* JOB
Transcribe every line of the listing below without any deviation.

-- start of INPUT FOR THIS TASK --

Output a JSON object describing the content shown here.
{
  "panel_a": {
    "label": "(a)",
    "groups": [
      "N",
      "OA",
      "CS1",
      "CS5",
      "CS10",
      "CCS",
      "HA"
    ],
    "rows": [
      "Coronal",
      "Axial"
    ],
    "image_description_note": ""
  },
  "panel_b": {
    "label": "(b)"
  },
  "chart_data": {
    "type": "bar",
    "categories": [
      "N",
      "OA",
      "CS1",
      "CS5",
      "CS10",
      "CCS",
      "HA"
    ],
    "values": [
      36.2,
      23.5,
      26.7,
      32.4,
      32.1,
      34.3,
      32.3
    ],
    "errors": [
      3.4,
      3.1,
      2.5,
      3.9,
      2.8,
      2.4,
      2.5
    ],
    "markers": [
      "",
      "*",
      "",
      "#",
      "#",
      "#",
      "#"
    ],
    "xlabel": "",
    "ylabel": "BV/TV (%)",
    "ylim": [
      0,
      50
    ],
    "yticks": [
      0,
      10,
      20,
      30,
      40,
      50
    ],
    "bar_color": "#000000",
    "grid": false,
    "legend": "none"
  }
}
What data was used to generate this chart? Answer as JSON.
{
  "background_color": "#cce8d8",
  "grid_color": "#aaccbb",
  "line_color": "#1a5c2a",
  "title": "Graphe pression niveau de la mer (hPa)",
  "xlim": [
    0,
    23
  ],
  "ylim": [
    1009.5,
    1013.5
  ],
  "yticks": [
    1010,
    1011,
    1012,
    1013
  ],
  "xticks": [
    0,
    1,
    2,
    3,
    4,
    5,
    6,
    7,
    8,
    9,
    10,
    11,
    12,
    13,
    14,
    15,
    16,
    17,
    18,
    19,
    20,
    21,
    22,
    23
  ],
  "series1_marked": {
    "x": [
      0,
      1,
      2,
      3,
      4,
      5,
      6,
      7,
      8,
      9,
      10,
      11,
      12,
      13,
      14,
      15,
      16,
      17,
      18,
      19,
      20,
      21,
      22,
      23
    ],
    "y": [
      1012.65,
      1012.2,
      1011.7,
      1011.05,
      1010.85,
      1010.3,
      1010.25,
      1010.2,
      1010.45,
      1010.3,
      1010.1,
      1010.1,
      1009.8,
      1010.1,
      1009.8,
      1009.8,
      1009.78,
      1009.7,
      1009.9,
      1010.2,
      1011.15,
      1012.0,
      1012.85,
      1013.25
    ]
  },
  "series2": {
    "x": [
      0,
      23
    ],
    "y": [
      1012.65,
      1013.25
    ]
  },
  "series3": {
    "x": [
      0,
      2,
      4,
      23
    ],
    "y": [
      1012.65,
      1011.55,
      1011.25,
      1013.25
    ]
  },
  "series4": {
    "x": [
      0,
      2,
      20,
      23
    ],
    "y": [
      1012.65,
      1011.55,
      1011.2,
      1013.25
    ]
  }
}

-- end of INPUT FOR THIS TASK --

* RESULT OF THIS TASK
Output a JSON object describing the content shown here.
{
  "panel_a": {
    "label": "(a)",
    "groups": [
      "N",
      "OA",
      "CS1",
      "CS5",
      "CS10",
      "CCS",
      "HA"
    ],
    "rows": [
      "Coronal",
      "Axial"
    ],
    "image_description_note": ""
  },
  "panel_b": {
    "label": "(b)"
  },
  "chart_data": {
    "type": "bar",
    "categories": [
      "N",
      "OA",
      "CS1",
      "CS5",
      "CS10",
      "CCS",
      "HA"
    ],
    "values": [
      36.2,
      23.5,
      26.7,
      32.4,
      32.1,
      34.3,
      32.3
    ],
    "errors": [
      3.4,
      3.1,
      2.5,
      3.9,
      2.8,
      2.4,
      2.5
    ],
    "markers": [
      "",
      "*",
      "",
      "#",
      "#",
      "#",
      "#"
    ],
    "xlabel": "",
    "ylabel": "BV/TV (%)",
    "ylim": [
      0,
      50
    ],
    "yticks": [
      0,
      10,
      20,
      30,
      40,
      50
    ],
    "bar_color": "#000000",
    "grid": false,
    "legend": "none"
  }
}
What data was used to generate this chart? Answer as JSON.
{
  "background_color": "#cce8d8",
  "grid_color": "#aaccbb",
  "line_color": "#1a5c2a",
  "title": "Graphe pression niveau de la mer (hPa)",
  "xlim": [
    0,
    23
  ],
  "ylim": [
    1009.5,
    1013.5
  ],
  "yticks": [
    1010,
    1011,
    1012,
    1013
  ],
  "xticks": [
    0,
    1,
    2,
    3,
    4,
    5,
    6,
    7,
    8,
    9,
    10,
    11,
    12,
    13,
    14,
    15,
    16,
    17,
    18,
    19,
    20,
    21,
    22,
    23
  ],
  "series1_marked": {
    "x": [
      0,
      1,
      2,
      3,
      4,
      5,
      6,
      7,
      8,
      9,
      10,
      11,
      12,
      13,
      14,
      15,
      16,
      17,
      18,
      19,
      20,
      21,
      22,
      23
    ],
    "y": [
      1012.65,
      1012.2,
      1011.7,
      1011.05,
      1010.85,
      1010.3,
      1010.25,
      1010.2,
      1010.45,
      1010.3,
      1010.1,
      1010.1,
      1009.8,
      1010.1,
      1009.8,
      1009.8,
      1009.78,
      1009.7,
      1009.9,
      1010.2,
      1011.15,
      1012.0,
      1012.85,
      1013.25
    ]
  },
  "series2": {
    "x": [
      0,
      23
    ],
    "y": [
      1012.65,
      1013.25
    ]
  },
  "series3": {
    "x": [
      0,
      2,
      4,
      23
    ],
    "y": [
      1012.65,
      1011.55,
      1011.25,
      1013.25
    ]
  },
  "series4": {
    "x": [
      0,
      2,
      20,
      23
    ],
    "y": [
      1012.65,
      1011.55,
      1011.2,
      1013.25
    ]
  }
}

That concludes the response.